- **Trecho do documento**
- - -
Walter Benjamin escreveu que a melhor maneira de se conhecer uma cidade é perder-se nela. Flanar. Walter Benjamin era barroco, gostava do tempo estendido, não só mero cronos. Por isso também era afeito a andar por aí sem rumo, sem mapa, conhecendo a topografia de uma cidade pelo contato direto, pelo estranhamento, pelo erro.

Italo Calvino, em seu "As cidades invisíveis", foi por um caminho distinto, até oposto, de certa forma. Foi conciso, preciso, fazendo do personagem histórico, Marco Polo, o viajante veneziano, sua Sherazade a contar para o imperador Kublai Khan as maravilhas das cidades que formavam seu imenso império, as quais, porém, ele não podia conhecer pessoalmente por conta de seus encargos de chefe supremo. Cego das belezas contidas em seus domínios, era por meio dos olhos de Marco Polo que Khan tinha acesso imaginário aos cantos e encantos de 55 cidades pelas quais o estrangeiro, seu diplomata, teria passado e conhecido. Todas eram referidas por nomes de mulheres: Cecília, Leônia, Pentesileia - e cada uma delas agrupadas em sub-títulos: as cidades e as trocas, as cidades e o céu, as cidades e os mortos, as cidades delgadas, as cidades e as memórias.
- - -
- **Dados fornecidos**
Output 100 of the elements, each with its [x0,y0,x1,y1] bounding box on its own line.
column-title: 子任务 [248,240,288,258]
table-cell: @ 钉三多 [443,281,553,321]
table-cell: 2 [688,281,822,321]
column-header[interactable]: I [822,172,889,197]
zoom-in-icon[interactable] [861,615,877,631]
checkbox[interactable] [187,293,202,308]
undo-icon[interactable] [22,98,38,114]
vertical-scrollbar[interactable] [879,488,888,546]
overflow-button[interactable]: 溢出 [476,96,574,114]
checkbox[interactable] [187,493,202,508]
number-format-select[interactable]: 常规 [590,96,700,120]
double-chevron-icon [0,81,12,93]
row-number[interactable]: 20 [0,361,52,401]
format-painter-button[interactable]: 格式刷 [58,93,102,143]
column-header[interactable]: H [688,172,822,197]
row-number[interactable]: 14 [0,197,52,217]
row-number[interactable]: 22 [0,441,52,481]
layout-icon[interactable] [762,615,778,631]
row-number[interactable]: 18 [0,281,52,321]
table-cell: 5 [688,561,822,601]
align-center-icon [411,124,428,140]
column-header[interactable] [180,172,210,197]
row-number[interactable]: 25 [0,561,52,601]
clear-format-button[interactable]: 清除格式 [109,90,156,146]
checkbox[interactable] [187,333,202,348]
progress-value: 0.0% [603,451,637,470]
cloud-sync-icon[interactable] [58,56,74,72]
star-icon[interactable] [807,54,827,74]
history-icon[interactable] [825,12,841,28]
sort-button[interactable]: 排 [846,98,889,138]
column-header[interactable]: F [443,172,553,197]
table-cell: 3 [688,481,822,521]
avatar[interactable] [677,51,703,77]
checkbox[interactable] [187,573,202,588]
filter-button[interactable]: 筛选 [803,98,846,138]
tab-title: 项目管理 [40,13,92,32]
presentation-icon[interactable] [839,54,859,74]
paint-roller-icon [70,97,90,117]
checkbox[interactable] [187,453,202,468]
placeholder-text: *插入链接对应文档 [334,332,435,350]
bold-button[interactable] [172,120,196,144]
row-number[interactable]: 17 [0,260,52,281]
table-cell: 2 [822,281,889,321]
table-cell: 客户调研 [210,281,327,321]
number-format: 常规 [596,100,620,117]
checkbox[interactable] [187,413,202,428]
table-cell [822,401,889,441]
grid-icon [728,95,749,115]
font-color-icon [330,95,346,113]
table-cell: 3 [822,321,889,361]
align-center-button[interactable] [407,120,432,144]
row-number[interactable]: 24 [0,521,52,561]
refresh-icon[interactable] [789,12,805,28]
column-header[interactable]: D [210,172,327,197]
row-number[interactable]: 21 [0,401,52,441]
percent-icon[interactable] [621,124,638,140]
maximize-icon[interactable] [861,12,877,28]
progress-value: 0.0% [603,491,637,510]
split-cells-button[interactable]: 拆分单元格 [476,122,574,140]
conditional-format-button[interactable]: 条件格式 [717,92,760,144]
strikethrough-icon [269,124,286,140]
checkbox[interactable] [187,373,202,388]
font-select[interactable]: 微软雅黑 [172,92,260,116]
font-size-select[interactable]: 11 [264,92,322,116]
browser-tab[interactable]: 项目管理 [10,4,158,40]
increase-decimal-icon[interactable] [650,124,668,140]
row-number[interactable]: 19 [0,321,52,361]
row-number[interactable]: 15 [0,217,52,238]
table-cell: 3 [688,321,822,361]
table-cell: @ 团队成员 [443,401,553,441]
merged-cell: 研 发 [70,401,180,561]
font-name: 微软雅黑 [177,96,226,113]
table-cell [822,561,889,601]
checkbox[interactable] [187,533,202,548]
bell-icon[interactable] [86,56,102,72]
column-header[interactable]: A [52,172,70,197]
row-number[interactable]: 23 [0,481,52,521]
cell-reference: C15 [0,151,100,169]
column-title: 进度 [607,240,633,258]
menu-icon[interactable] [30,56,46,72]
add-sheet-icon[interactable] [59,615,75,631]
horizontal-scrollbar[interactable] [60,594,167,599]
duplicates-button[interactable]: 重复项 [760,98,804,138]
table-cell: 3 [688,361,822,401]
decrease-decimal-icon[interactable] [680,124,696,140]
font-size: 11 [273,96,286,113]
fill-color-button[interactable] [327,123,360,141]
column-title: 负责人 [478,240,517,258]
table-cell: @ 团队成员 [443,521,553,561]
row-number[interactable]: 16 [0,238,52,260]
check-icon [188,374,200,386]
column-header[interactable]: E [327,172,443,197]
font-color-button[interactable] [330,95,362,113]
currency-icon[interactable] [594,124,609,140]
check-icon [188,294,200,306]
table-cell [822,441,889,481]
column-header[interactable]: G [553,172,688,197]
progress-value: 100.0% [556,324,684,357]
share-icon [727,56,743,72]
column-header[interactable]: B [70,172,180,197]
- - -
Liste todos os subtítulos nos quais, segundo o trecho sobre Benjamin e Calvino, as cidades de "As cidades invisíveis" são agrupadas. As linhas não são necessárias para resolver este exercício.

- as cidades e as trocas
- as cidades e o céu
- as cidades e os mortos
- as cidades delgadas
- as cidades e as memórias